What you should do => Among the entries, which lines carry the string "support"? Copy each of them.
══ Dataset content
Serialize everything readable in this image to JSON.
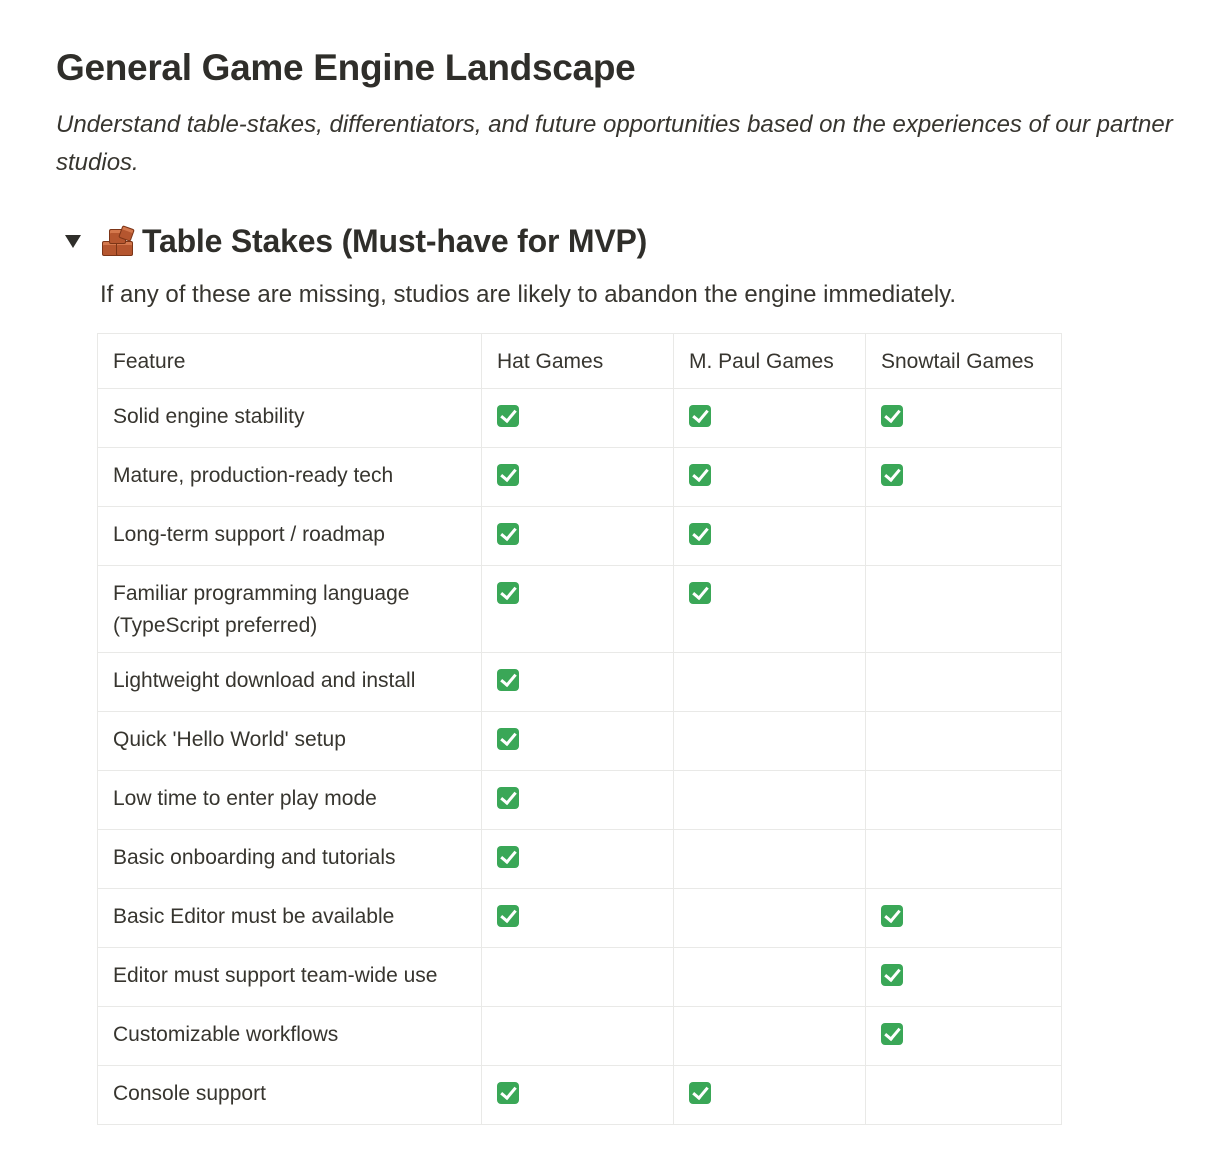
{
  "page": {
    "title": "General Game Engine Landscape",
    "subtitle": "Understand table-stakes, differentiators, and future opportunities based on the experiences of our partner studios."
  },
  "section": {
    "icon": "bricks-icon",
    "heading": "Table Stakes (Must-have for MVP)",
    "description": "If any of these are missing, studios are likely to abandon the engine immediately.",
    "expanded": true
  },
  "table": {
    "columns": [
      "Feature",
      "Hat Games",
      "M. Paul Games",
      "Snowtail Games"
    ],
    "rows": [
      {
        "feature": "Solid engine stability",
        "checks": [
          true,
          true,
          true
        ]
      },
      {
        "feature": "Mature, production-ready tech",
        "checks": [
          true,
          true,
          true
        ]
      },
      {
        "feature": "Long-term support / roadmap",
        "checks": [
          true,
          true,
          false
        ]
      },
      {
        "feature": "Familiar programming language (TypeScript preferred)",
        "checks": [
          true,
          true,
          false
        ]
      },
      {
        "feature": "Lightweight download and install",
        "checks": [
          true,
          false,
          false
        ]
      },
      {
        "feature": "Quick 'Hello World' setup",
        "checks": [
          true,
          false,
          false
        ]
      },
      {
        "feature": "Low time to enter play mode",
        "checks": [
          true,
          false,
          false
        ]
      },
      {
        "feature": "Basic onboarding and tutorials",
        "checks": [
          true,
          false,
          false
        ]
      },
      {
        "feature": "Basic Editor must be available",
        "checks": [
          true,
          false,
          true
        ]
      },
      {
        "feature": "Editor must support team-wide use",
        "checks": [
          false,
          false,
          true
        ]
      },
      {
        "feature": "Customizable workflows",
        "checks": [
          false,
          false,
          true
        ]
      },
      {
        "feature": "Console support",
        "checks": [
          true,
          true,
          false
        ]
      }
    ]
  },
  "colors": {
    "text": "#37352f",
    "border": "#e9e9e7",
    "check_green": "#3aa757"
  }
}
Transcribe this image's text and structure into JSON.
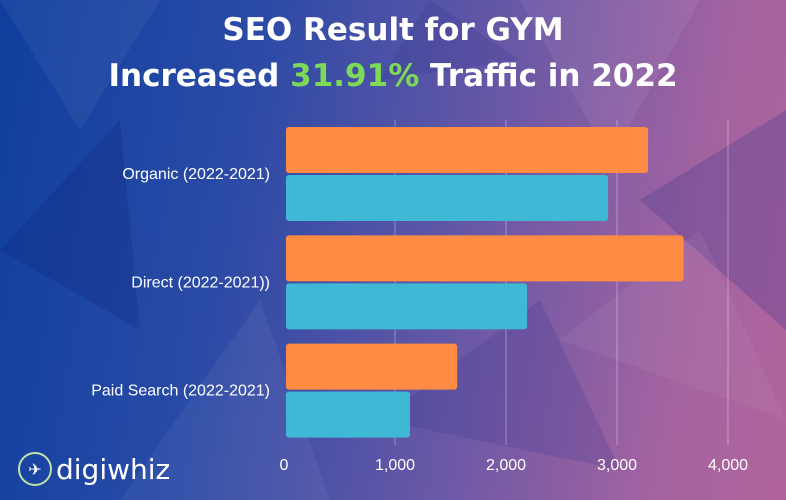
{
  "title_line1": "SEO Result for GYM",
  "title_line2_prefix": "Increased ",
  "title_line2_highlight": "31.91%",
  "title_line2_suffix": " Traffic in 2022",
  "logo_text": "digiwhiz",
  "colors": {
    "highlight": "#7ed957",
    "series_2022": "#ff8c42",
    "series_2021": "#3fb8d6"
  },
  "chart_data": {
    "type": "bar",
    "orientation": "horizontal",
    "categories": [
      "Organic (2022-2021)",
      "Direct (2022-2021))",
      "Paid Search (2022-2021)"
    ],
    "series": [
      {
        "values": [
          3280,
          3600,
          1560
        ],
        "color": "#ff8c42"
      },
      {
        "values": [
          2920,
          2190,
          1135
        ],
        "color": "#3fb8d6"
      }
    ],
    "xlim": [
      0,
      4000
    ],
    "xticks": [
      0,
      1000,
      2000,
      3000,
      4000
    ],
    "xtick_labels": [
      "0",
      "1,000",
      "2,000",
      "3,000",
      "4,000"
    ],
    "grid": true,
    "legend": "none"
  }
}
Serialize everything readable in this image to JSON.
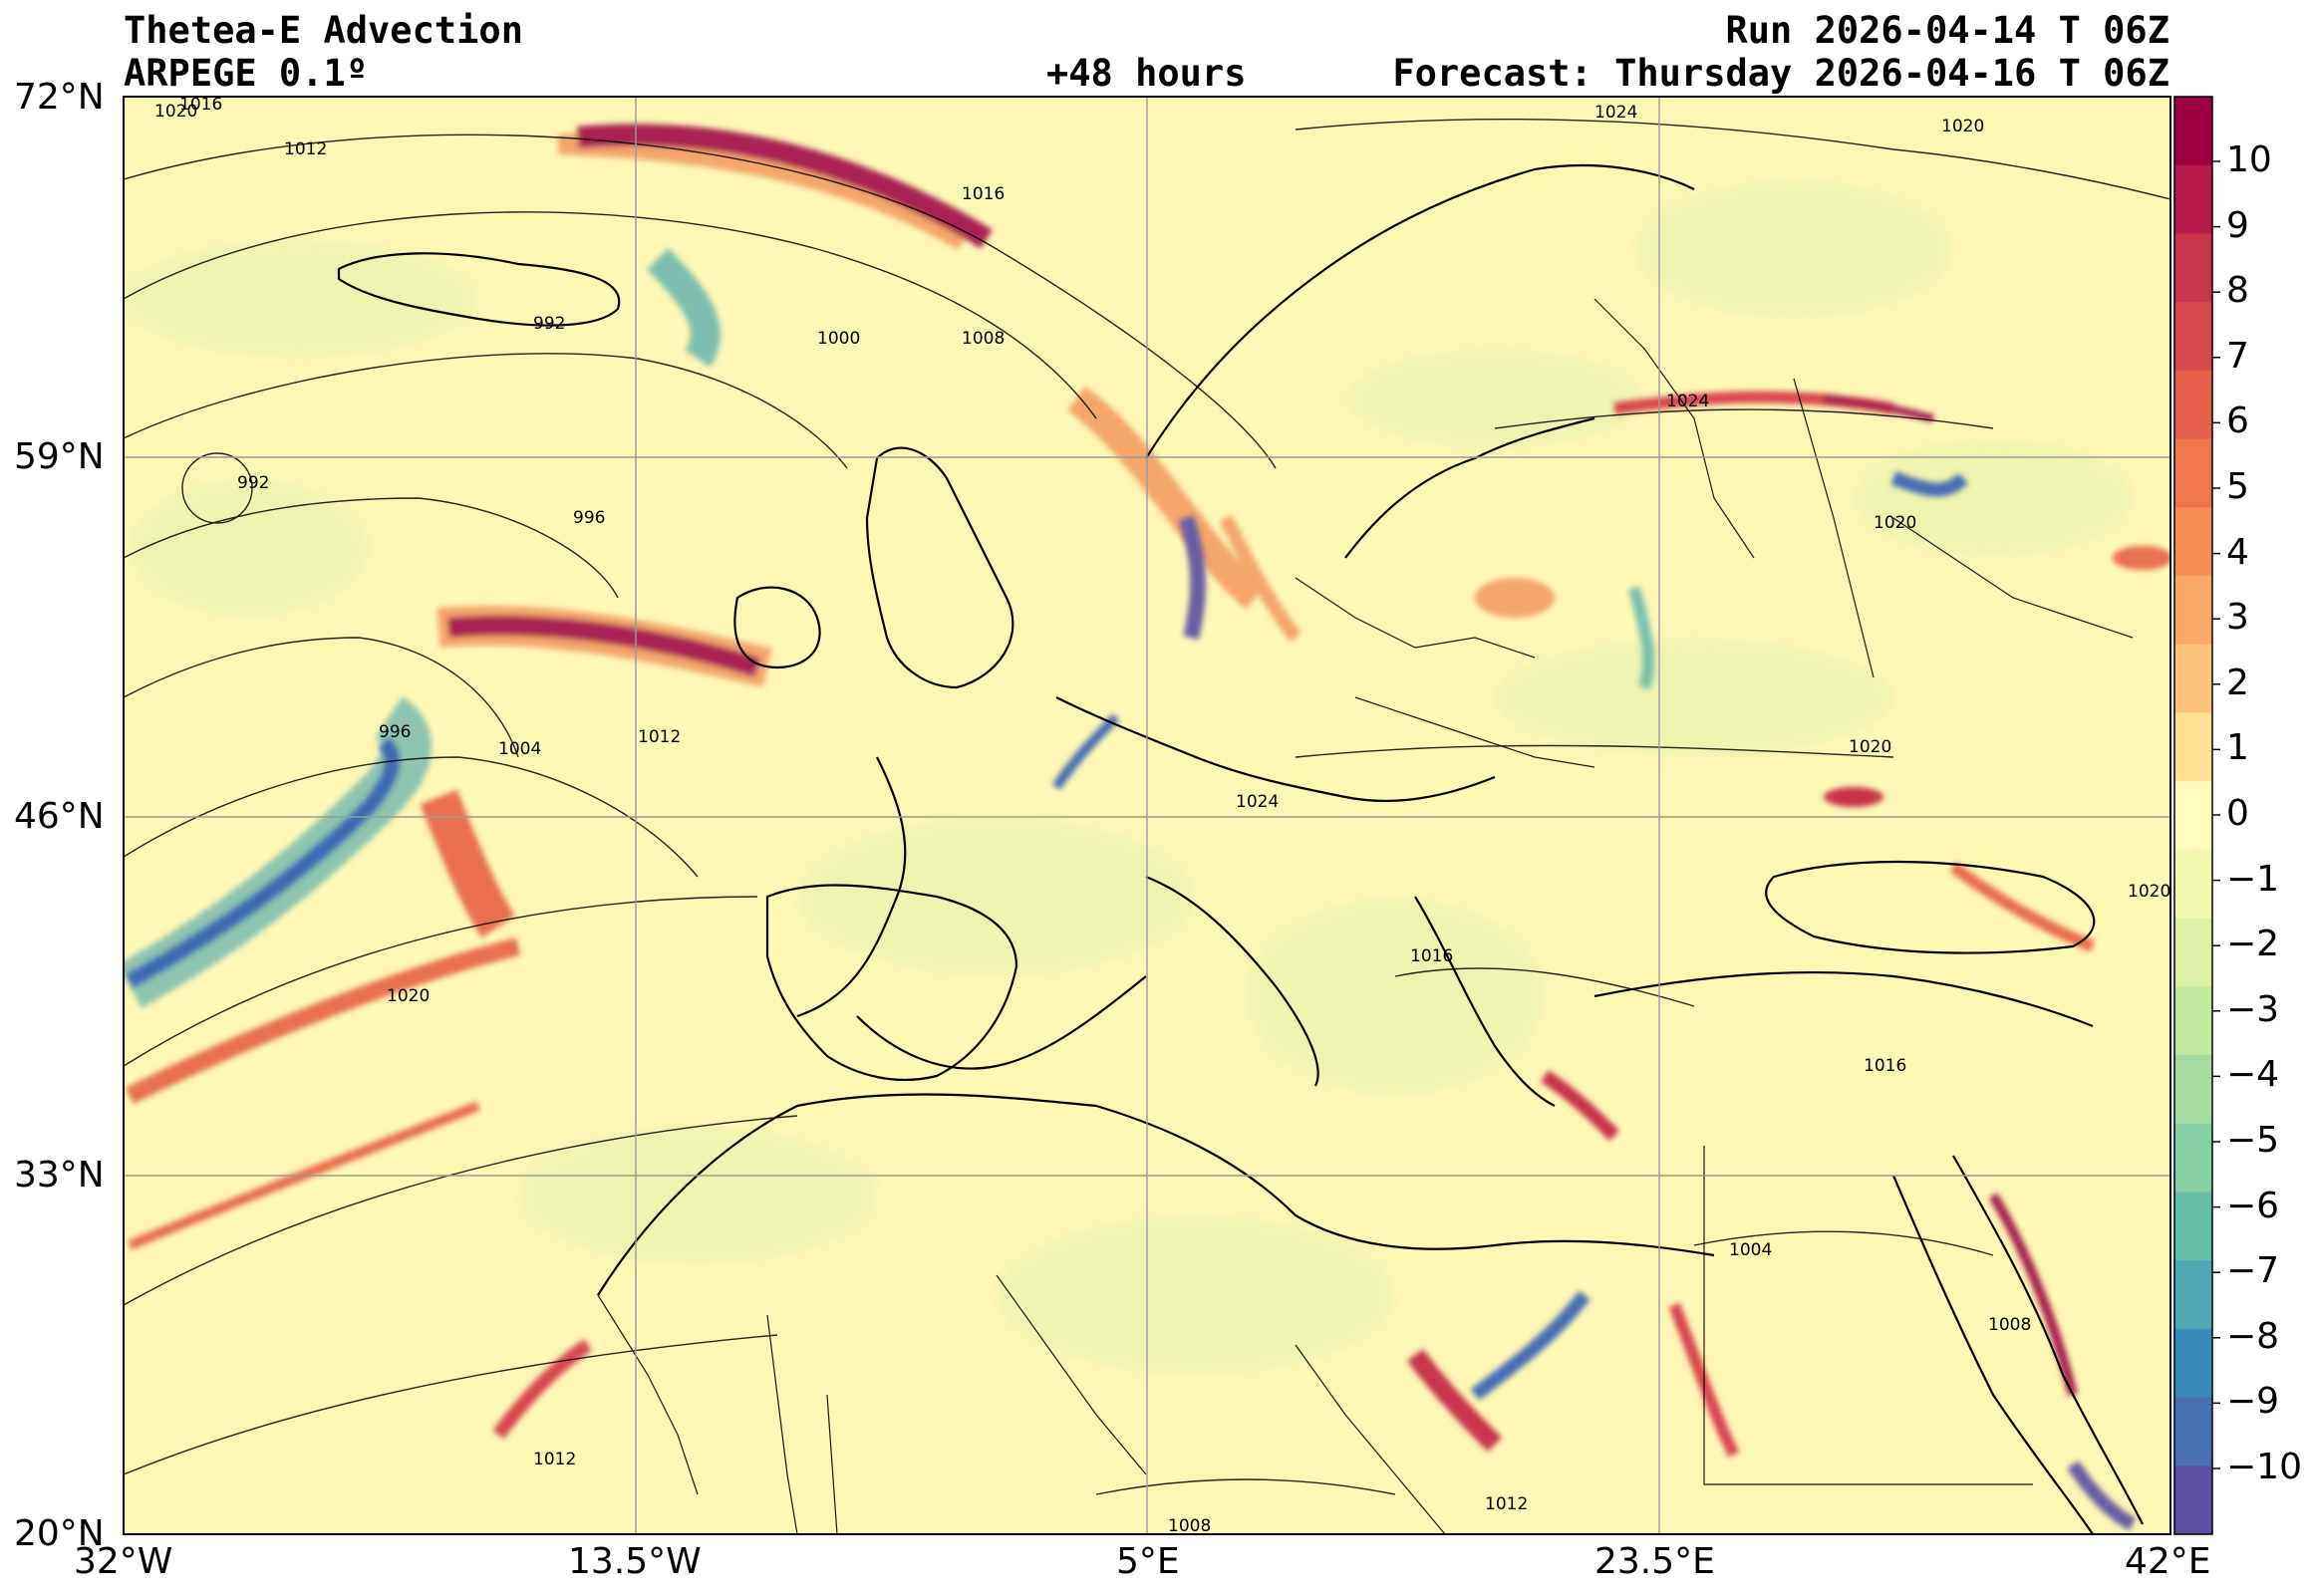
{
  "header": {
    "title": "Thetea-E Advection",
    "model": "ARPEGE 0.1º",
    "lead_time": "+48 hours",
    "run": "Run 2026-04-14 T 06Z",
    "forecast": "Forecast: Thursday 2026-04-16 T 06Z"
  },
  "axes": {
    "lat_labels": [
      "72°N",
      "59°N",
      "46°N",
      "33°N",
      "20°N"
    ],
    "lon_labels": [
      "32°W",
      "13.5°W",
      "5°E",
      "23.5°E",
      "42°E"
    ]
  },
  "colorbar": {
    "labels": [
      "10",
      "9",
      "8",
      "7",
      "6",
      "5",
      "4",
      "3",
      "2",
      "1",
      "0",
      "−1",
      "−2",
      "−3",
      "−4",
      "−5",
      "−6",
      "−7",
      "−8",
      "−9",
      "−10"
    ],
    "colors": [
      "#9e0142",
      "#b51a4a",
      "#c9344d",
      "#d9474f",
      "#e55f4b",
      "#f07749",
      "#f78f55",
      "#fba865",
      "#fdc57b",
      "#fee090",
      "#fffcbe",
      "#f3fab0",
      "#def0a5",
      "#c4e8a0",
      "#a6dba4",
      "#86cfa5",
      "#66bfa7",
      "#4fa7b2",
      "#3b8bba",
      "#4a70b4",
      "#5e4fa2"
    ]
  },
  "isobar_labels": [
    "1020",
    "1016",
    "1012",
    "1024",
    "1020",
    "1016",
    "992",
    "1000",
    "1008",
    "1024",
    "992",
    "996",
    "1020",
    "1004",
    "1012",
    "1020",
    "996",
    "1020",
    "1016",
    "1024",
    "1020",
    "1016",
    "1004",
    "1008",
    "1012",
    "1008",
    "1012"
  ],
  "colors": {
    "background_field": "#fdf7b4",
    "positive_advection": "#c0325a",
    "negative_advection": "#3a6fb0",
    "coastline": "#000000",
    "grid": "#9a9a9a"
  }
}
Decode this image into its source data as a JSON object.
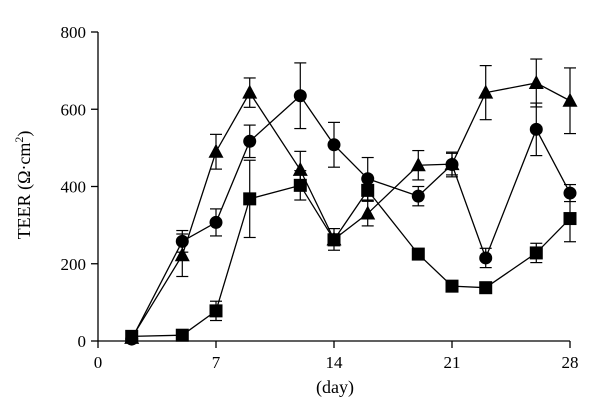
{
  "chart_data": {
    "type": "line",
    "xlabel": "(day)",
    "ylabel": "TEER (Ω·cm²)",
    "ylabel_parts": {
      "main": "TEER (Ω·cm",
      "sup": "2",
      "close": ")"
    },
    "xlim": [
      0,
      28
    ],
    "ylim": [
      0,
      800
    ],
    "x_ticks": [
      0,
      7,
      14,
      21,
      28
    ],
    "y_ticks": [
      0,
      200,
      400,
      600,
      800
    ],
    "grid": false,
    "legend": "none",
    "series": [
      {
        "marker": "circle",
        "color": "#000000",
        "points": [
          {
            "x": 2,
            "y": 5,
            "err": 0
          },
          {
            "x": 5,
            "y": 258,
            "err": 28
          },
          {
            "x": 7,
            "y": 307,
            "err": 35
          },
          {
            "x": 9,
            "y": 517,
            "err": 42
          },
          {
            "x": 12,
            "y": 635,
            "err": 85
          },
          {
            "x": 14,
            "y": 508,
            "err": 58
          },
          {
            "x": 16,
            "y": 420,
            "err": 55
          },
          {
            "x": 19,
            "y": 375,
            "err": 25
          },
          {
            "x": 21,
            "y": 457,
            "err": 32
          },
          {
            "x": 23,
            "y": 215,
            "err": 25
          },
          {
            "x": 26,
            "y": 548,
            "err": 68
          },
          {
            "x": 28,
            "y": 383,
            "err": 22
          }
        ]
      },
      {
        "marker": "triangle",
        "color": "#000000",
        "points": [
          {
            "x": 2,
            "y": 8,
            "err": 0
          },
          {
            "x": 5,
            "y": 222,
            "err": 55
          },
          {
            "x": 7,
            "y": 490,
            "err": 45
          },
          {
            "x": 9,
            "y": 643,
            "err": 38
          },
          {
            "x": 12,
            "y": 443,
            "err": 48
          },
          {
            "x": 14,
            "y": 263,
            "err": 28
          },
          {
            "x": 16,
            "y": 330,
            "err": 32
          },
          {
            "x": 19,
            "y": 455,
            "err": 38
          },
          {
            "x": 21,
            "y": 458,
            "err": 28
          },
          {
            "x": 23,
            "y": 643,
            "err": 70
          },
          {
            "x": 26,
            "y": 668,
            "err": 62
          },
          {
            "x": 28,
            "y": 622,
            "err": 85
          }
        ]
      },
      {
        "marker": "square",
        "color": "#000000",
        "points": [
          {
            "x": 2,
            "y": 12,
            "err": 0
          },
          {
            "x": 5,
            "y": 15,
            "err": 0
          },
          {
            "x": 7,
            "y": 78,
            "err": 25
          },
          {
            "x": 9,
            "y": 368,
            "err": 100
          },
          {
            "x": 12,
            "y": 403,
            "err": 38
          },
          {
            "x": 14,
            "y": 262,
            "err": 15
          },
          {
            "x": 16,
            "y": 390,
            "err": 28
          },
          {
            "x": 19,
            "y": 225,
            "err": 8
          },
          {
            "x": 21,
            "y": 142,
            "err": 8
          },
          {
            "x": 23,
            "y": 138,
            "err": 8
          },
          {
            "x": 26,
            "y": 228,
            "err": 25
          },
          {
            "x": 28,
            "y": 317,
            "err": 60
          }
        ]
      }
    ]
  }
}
════
Exercise solution =>
        "feature": "Long-term support / roadmap",
        "feature": "Editor must support team-wide use",
        "feature": "Console support",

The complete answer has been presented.